::: Entries supplied
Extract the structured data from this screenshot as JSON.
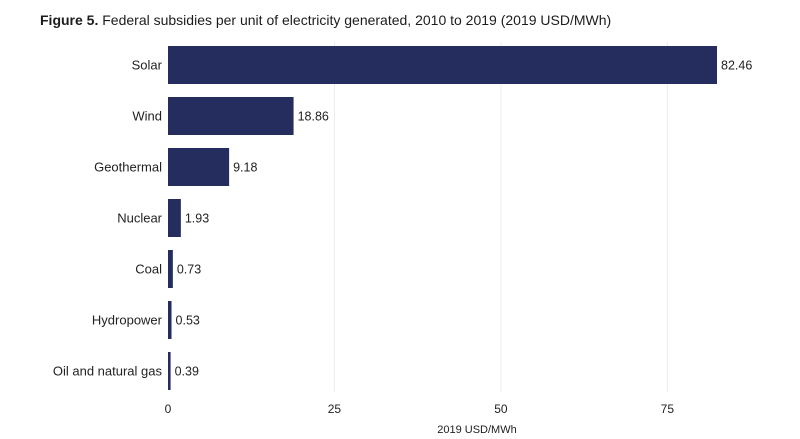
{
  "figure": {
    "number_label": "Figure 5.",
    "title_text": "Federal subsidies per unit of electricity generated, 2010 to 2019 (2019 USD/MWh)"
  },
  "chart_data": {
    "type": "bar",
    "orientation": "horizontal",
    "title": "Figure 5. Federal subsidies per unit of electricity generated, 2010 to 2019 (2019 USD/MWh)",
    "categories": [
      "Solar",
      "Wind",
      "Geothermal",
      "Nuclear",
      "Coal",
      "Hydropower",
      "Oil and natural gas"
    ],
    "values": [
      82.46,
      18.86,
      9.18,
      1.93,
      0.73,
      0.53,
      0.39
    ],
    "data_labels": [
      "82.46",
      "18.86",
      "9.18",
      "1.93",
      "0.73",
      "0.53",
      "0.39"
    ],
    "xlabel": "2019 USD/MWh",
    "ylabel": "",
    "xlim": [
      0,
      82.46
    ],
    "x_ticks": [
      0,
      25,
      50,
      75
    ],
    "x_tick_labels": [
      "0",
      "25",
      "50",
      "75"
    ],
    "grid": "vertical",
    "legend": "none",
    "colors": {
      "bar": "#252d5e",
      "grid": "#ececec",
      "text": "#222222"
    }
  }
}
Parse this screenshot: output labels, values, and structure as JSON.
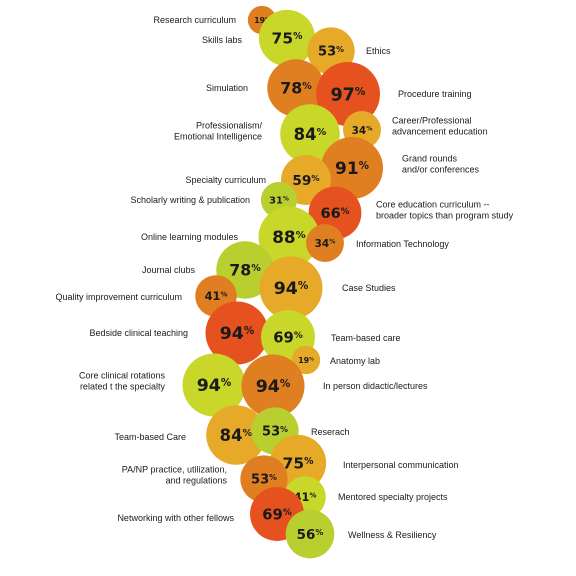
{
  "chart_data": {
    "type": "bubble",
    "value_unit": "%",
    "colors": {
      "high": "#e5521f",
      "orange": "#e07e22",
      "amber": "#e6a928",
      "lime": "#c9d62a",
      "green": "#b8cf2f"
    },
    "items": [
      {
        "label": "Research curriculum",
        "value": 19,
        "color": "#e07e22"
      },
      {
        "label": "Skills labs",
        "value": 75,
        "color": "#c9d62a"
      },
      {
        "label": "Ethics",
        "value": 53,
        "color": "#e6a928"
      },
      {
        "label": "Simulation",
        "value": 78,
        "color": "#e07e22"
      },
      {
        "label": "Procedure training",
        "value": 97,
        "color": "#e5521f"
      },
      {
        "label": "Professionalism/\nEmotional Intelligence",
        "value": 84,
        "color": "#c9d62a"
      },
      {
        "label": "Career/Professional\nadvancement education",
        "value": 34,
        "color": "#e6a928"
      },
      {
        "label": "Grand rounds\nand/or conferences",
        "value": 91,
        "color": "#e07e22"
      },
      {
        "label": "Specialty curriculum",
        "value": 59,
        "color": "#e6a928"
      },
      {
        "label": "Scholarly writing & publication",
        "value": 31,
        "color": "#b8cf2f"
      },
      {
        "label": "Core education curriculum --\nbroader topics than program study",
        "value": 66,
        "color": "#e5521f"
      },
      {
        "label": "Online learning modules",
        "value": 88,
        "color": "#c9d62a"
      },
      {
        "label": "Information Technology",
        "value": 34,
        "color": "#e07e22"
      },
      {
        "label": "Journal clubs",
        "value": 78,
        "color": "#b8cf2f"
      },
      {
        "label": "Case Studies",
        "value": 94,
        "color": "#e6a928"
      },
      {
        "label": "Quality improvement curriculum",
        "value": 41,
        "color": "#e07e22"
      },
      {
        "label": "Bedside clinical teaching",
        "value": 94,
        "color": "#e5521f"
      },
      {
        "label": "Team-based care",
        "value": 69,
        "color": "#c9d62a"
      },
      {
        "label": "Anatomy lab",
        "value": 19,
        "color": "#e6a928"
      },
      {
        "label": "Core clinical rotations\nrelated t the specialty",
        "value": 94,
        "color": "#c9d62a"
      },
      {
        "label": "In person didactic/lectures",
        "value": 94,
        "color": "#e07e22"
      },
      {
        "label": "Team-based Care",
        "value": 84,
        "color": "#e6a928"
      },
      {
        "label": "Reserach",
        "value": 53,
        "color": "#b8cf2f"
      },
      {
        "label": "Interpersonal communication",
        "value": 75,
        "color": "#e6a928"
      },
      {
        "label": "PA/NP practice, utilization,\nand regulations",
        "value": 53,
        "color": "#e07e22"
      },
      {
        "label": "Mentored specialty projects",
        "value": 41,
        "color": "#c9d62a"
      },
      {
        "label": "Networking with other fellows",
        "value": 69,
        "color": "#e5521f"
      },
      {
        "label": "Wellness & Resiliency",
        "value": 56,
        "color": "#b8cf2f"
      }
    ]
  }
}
::::::
Task directions: Will you restate every entry word for word and omit the images?

Result for this task:
Extract the structured data from this screenshot as JSON.
{
  "figure": {
    "number_label": "Figure 5.",
    "title_text": "Federal subsidies per unit of electricity generated, 2010 to 2019 (2019 USD/MWh)"
  },
  "chart_data": {
    "type": "bar",
    "orientation": "horizontal",
    "title": "Figure 5. Federal subsidies per unit of electricity generated, 2010 to 2019 (2019 USD/MWh)",
    "categories": [
      "Solar",
      "Wind",
      "Geothermal",
      "Nuclear",
      "Coal",
      "Hydropower",
      "Oil and natural gas"
    ],
    "values": [
      82.46,
      18.86,
      9.18,
      1.93,
      0.73,
      0.53,
      0.39
    ],
    "data_labels": [
      "82.46",
      "18.86",
      "9.18",
      "1.93",
      "0.73",
      "0.53",
      "0.39"
    ],
    "xlabel": "2019 USD/MWh",
    "ylabel": "",
    "xlim": [
      0,
      82.46
    ],
    "x_ticks": [
      0,
      25,
      50,
      75
    ],
    "x_tick_labels": [
      "0",
      "25",
      "50",
      "75"
    ],
    "grid": "vertical",
    "legend": "none",
    "colors": {
      "bar": "#252d5e",
      "grid": "#ececec",
      "text": "#222222"
    }
  }
}
Parse this screenshot: output labels, values, and structure as JSON.
{
  "chart_data": {
    "type": "bubble",
    "value_unit": "%",
    "colors": {
      "high": "#e5521f",
      "orange": "#e07e22",
      "amber": "#e6a928",
      "lime": "#c9d62a",
      "green": "#b8cf2f"
    },
    "items": [
      {
        "label": "Research curriculum",
        "value": 19,
        "color": "#e07e22"
      },
      {
        "label": "Skills labs",
        "value": 75,
        "color": "#c9d62a"
      },
      {
        "label": "Ethics",
        "value": 53,
        "color": "#e6a928"
      },
      {
        "label": "Simulation",
        "value": 78,
        "color": "#e07e22"
      },
      {
        "label": "Procedure training",
        "value": 97,
        "color": "#e5521f"
      },
      {
        "label": "Professionalism/\nEmotional Intelligence",
        "value": 84,
        "color": "#c9d62a"
      },
      {
        "label": "Career/Professional\nadvancement education",
        "value": 34,
        "color": "#e6a928"
      },
      {
        "label": "Grand rounds\nand/or conferences",
        "value": 91,
        "color": "#e07e22"
      },
      {
        "label": "Specialty curriculum",
        "value": 59,
        "color": "#e6a928"
      },
      {
        "label": "Scholarly writing & publication",
        "value": 31,
        "color": "#b8cf2f"
      },
      {
        "label": "Core education curriculum --\nbroader topics than program study",
        "value": 66,
        "color": "#e5521f"
      },
      {
        "label": "Online learning modules",
        "value": 88,
        "color": "#c9d62a"
      },
      {
        "label": "Information Technology",
        "value": 34,
        "color": "#e07e22"
      },
      {
        "label": "Journal clubs",
        "value": 78,
        "color": "#b8cf2f"
      },
      {
        "label": "Case Studies",
        "value": 94,
        "color": "#e6a928"
      },
      {
        "label": "Quality improvement curriculum",
        "value": 41,
        "color": "#e07e22"
      },
      {
        "label": "Bedside clinical teaching",
        "value": 94,
        "color": "#e5521f"
      },
      {
        "label": "Team-based care",
        "value": 69,
        "color": "#c9d62a"
      },
      {
        "label": "Anatomy lab",
        "value": 19,
        "color": "#e6a928"
      },
      {
        "label": "Core clinical rotations\nrelated t the specialty",
        "value": 94,
        "color": "#c9d62a"
      },
      {
        "label": "In person didactic/lectures",
        "value": 94,
        "color": "#e07e22"
      },
      {
        "label": "Team-based Care",
        "value": 84,
        "color": "#e6a928"
      },
      {
        "label": "Reserach",
        "value": 53,
        "color": "#b8cf2f"
      },
      {
        "label": "Interpersonal communication",
        "value": 75,
        "color": "#e6a928"
      },
      {
        "label": "PA/NP practice, utilization,\nand regulations",
        "value": 53,
        "color": "#e07e22"
      },
      {
        "label": "Mentored specialty projects",
        "value": 41,
        "color": "#c9d62a"
      },
      {
        "label": "Networking with other fellows",
        "value": 69,
        "color": "#e5521f"
      },
      {
        "label": "Wellness & Resiliency",
        "value": 56,
        "color": "#b8cf2f"
      }
    ]
  }
}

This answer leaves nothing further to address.